--- Exercise prompt ---
Below are the records. Gather each line that holds "件不合格品的抽法种数为".

--- Working data ---
## BEGIN
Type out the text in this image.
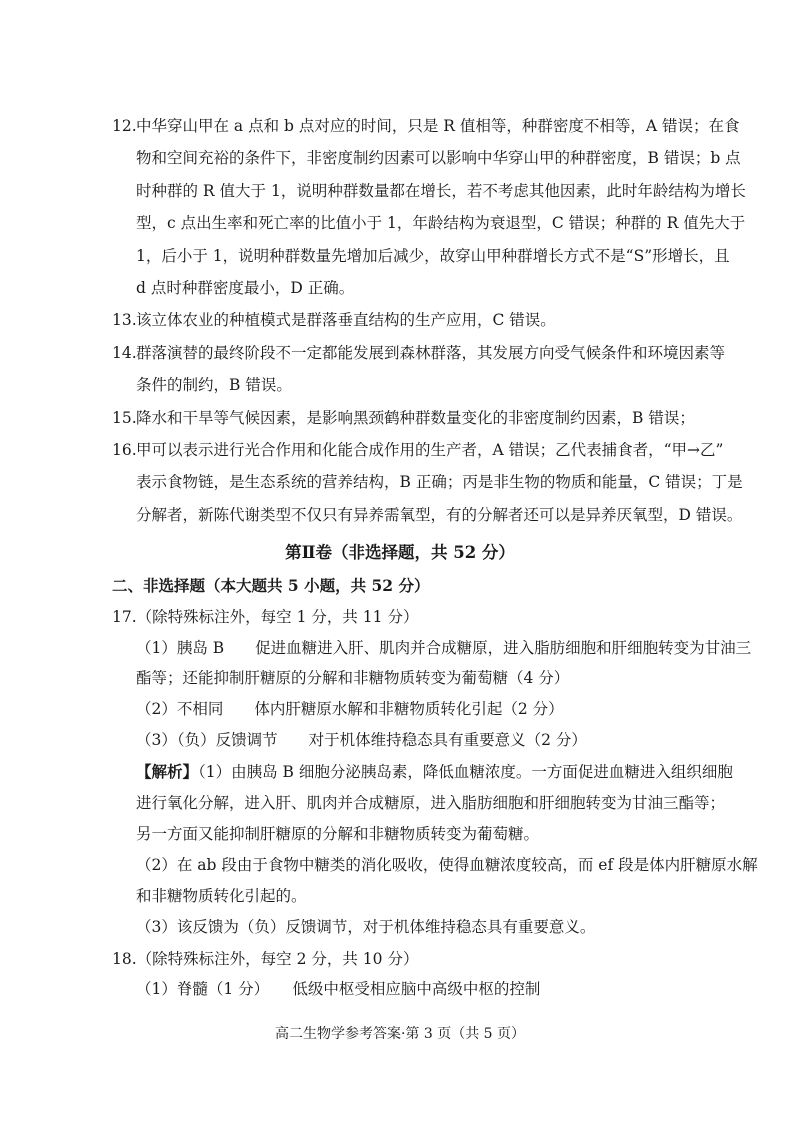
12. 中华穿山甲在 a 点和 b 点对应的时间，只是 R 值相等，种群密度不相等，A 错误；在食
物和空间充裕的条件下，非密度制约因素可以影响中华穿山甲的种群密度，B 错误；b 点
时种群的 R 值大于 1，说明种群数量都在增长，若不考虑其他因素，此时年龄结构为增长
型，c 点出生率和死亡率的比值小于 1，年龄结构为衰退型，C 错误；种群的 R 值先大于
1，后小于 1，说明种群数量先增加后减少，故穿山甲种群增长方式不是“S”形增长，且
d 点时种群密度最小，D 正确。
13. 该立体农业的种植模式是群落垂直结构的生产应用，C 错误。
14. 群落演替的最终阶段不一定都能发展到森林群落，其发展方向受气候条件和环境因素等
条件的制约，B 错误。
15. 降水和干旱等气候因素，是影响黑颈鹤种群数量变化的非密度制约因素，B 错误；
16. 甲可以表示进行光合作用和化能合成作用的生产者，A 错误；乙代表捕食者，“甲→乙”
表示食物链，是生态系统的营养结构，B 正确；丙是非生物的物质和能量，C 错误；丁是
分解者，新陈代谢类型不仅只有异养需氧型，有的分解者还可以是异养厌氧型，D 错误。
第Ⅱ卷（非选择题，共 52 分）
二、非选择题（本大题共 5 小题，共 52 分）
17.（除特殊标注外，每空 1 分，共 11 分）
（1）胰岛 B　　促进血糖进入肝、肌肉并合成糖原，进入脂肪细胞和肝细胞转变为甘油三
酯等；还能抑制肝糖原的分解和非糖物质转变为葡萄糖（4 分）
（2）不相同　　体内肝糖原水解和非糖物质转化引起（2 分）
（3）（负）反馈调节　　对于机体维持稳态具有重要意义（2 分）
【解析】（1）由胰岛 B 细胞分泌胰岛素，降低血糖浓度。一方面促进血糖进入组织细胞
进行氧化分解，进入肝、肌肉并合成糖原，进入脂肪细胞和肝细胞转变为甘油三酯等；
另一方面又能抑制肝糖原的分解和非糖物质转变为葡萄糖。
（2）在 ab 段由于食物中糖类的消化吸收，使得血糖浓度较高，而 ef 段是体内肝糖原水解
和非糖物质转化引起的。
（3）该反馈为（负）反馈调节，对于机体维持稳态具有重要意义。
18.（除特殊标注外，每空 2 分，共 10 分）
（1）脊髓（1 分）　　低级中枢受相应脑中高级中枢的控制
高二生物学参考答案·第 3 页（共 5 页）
## END
## BEGIN
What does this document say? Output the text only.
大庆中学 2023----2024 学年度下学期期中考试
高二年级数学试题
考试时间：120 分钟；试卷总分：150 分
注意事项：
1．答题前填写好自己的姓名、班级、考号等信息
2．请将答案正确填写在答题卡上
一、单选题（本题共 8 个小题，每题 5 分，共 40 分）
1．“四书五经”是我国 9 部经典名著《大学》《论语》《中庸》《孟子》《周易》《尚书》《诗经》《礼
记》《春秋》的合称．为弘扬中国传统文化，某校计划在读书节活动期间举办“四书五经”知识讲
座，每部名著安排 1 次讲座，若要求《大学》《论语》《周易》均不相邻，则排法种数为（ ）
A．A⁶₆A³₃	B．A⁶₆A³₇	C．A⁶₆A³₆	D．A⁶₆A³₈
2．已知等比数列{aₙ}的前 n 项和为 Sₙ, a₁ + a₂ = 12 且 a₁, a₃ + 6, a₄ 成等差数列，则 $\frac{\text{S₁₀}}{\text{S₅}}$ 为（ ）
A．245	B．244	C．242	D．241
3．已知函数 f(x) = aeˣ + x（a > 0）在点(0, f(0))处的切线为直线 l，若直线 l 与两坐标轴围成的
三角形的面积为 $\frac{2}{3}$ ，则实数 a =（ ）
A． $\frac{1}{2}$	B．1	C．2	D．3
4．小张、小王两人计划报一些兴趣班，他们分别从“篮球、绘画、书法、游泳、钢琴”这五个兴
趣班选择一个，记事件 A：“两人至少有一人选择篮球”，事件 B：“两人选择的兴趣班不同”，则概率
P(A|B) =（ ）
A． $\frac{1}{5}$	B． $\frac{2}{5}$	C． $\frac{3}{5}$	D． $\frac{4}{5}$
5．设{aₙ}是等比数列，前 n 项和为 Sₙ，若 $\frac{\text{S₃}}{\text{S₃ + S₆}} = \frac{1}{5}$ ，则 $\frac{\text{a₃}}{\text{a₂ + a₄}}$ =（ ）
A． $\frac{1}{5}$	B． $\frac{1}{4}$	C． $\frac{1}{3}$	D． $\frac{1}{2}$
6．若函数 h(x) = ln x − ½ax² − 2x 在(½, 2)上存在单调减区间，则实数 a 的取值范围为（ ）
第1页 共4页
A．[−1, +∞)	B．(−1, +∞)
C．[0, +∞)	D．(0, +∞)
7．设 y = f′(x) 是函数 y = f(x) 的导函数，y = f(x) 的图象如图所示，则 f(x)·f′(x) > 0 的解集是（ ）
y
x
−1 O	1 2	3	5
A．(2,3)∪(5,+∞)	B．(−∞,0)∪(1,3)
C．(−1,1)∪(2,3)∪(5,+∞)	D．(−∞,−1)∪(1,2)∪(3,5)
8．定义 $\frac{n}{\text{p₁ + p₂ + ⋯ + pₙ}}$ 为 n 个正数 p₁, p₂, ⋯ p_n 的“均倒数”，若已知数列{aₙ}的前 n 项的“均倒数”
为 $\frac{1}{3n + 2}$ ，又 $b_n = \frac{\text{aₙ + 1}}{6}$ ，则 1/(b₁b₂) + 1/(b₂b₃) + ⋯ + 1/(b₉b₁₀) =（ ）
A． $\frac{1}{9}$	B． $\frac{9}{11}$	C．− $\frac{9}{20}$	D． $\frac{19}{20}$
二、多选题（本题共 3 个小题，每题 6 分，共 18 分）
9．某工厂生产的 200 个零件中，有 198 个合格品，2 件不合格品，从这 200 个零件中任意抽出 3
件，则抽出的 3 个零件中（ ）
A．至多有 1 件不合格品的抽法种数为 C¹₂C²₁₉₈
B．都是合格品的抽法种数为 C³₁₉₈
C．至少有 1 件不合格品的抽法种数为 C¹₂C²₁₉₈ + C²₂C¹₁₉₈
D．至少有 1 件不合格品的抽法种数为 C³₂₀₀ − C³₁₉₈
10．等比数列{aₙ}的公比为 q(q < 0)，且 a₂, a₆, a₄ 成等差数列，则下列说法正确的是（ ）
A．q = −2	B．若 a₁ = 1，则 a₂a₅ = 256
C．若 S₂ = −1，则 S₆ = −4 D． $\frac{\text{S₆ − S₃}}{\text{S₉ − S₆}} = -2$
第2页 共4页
## END
--- Written response ---
A．至多有 1 件不合格品的抽法种数为 C¹₂C²₁₉₈
C．至少有 1 件不合格品的抽法种数为 C¹₂C²₁₉₈ + C²₂C¹₁₉₈
D．至少有 1 件不合格品的抽法种数为 C³₂₀₀ − C³₁₉₈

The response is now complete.